REQUIREMENTS: Below are the records. List every line holding the word "дней".

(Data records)
◇ ◇ ◇ ◇

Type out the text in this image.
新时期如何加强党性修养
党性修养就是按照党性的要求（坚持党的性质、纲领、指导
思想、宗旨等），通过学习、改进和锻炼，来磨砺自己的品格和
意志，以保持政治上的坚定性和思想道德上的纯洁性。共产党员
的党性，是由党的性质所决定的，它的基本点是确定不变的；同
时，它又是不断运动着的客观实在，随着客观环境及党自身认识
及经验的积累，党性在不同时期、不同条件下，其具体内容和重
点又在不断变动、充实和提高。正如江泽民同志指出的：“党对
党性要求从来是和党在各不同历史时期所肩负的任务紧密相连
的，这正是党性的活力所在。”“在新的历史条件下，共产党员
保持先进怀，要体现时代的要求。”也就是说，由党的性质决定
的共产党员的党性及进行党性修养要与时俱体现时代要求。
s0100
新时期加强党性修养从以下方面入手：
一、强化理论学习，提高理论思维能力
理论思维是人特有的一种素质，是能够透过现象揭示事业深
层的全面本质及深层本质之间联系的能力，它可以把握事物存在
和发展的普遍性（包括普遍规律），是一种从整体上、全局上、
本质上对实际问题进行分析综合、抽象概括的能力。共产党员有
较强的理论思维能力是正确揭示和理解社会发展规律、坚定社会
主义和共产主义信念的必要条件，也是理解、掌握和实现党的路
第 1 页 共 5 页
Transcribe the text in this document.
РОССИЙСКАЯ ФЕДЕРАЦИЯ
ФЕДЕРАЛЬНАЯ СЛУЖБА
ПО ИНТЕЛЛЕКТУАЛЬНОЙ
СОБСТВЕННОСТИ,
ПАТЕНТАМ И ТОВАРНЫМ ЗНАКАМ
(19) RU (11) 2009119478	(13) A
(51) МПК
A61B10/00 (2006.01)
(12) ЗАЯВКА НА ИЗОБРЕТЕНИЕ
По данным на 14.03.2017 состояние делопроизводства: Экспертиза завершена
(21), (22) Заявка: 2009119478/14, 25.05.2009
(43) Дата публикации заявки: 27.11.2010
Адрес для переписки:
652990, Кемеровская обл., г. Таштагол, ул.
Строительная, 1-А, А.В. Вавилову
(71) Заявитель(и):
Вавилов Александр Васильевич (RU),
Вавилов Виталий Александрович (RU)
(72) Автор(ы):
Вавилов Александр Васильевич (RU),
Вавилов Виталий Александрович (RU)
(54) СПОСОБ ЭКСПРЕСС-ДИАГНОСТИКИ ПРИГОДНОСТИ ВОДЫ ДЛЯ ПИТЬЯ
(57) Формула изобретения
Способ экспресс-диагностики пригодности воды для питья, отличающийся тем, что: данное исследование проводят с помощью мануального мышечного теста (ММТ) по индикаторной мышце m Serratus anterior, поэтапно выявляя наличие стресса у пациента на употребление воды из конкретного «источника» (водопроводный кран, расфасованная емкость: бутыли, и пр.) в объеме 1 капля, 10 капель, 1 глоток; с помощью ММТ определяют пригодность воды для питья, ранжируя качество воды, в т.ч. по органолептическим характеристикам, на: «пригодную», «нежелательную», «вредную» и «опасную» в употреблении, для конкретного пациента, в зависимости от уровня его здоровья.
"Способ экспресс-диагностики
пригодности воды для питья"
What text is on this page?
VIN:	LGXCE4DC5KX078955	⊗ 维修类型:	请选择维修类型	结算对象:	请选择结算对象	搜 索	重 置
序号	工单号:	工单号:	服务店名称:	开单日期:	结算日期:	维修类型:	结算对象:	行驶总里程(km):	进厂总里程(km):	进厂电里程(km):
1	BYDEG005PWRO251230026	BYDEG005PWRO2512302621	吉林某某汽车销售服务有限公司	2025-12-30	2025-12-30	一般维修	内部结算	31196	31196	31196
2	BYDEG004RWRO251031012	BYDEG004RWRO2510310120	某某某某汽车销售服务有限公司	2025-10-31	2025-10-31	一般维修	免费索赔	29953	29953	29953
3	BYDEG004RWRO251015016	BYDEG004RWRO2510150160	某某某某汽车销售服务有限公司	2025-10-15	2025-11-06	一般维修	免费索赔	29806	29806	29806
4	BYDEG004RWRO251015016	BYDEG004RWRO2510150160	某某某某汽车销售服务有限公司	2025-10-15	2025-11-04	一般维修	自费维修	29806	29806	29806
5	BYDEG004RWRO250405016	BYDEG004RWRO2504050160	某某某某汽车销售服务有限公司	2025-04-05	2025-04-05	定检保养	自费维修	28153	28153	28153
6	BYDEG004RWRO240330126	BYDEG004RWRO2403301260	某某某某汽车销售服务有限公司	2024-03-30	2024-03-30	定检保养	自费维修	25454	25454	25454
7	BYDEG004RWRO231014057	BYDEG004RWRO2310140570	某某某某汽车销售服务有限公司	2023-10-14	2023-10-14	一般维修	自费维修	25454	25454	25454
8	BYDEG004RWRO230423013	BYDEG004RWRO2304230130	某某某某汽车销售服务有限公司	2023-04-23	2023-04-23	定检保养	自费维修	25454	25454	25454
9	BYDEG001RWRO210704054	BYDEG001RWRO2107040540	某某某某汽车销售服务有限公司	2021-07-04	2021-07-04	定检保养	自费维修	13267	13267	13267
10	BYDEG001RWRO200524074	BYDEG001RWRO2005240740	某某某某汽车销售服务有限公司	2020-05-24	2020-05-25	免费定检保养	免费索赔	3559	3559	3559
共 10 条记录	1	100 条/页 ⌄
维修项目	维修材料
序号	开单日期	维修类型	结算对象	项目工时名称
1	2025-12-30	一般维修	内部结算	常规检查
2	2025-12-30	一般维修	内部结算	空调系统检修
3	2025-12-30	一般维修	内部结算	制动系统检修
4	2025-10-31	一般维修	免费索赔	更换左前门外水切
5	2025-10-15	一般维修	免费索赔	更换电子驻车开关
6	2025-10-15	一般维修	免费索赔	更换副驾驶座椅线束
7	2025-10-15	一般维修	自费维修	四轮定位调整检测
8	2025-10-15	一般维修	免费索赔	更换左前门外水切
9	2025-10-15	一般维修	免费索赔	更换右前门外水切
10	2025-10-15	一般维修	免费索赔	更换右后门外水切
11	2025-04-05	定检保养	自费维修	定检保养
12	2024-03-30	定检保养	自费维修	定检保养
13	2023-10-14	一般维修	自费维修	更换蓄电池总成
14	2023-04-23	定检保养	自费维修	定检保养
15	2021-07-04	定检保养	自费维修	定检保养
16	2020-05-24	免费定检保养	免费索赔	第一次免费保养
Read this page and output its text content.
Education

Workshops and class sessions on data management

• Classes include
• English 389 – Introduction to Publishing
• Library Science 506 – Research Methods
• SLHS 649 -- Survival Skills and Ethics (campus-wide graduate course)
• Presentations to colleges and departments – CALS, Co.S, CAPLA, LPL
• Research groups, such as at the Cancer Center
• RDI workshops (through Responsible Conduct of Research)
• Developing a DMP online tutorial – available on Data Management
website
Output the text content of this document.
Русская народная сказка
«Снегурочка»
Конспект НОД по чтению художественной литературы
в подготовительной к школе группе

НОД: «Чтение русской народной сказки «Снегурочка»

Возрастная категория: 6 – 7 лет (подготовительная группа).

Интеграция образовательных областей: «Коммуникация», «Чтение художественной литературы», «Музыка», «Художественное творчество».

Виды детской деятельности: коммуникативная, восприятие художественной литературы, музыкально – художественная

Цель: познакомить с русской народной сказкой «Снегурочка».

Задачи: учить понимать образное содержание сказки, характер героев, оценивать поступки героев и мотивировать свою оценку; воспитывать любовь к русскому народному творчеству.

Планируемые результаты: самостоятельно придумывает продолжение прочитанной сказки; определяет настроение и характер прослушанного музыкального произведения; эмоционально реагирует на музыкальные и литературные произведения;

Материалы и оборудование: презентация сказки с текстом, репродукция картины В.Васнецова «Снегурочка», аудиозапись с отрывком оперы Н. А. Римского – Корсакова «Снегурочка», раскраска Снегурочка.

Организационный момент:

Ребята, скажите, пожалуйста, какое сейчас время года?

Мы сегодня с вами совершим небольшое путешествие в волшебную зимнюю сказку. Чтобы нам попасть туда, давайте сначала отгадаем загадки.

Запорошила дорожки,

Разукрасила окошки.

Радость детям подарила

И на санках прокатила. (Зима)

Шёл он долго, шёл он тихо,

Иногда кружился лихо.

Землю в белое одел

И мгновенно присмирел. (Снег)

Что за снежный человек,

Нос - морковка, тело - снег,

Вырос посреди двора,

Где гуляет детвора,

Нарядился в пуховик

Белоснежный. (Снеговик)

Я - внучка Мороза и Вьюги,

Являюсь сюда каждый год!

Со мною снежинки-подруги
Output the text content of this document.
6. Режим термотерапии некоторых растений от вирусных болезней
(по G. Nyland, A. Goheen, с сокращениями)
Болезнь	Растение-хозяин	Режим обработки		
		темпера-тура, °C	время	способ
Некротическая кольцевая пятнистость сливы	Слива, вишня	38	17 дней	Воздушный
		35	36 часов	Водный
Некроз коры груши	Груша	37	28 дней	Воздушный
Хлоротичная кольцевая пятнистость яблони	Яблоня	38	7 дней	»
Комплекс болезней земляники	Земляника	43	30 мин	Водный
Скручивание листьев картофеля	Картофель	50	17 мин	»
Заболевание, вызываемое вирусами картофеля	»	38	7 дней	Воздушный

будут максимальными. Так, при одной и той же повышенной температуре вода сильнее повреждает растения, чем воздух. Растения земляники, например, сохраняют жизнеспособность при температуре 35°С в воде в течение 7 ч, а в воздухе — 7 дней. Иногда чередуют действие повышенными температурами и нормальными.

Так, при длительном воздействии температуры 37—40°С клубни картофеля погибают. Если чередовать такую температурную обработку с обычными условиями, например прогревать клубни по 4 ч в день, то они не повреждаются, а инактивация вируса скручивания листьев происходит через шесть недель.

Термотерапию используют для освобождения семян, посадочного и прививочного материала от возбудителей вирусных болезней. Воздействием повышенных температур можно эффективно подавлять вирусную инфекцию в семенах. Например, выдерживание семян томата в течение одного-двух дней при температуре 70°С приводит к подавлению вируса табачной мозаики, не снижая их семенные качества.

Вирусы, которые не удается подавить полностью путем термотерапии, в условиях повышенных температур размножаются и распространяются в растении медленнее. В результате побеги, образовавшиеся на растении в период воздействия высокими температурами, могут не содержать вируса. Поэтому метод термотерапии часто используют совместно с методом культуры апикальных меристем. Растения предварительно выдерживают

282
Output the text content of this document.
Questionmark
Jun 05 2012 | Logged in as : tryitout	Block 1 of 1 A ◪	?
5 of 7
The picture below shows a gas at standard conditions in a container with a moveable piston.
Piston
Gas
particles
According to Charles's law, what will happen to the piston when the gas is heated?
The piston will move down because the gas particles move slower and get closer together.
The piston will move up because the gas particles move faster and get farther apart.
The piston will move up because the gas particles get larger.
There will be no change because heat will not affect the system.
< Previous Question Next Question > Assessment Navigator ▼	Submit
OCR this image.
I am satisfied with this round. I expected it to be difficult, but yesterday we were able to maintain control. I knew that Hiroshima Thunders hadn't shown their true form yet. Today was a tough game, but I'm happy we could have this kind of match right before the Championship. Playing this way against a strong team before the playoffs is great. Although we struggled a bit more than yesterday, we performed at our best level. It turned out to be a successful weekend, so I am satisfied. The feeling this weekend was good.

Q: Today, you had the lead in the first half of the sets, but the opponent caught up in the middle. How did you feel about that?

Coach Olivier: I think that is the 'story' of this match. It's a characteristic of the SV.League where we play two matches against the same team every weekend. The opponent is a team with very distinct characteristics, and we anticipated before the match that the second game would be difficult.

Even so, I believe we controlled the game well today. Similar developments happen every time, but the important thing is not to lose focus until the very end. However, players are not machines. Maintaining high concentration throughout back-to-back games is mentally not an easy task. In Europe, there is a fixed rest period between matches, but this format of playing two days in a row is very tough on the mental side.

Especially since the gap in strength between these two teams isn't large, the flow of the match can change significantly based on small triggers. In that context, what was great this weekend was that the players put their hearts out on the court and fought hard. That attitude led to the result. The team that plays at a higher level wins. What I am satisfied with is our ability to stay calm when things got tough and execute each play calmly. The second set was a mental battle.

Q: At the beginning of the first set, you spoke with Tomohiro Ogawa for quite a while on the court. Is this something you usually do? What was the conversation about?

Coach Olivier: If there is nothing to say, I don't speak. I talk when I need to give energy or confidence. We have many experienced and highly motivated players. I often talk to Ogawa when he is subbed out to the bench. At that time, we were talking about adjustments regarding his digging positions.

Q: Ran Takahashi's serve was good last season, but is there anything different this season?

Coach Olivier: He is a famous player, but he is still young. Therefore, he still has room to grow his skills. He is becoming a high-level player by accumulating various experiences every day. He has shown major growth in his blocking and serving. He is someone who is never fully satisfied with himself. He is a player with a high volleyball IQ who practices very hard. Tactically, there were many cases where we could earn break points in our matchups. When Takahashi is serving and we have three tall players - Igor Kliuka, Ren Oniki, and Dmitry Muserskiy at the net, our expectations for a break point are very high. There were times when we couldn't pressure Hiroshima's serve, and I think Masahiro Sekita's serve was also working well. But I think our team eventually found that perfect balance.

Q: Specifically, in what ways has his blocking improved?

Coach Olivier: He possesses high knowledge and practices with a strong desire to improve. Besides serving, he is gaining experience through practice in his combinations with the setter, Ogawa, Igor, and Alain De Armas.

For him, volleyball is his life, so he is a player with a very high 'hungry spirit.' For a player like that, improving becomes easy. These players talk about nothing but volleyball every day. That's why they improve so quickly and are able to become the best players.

◇ ◇ ◇ ◇

SOLUTION FOR THIS EXERCISE:
Некротическая кольцевая пятнистость сливы	Слива, вишня	38	17 дней	Воздушный
Некроз коры груши	Груша	37	28 дней	Воздушный
Хлоротичная кольцевая пятнистость яблони	Яблоня	38	7 дней	»
Заболевание, вызываемое вирусами картофеля	»	38	7 дней	Воздушный
будут максимальными. Так, при одной и той же повышенной температуре вода сильнее повреждает растения, чем воздух. Растения земляники, например, сохраняют жизнеспособность при температуре 35°С в воде в течение 7 ч, а в воздухе — 7 дней. Иногда чередуют действие повышенными температурами и нормальными.
Термотерапию используют для освобождения семян, посадочного и прививочного материала от возбудителей вирусных болезней. Воздействием повышенных температур можно эффективно подавлять вирусную инфекцию в семенах. Например, выдерживание семян томата в течение одного-двух дней при температуре 70°С приводит к подавлению вируса табачной мозаики, не снижая их семенные качества.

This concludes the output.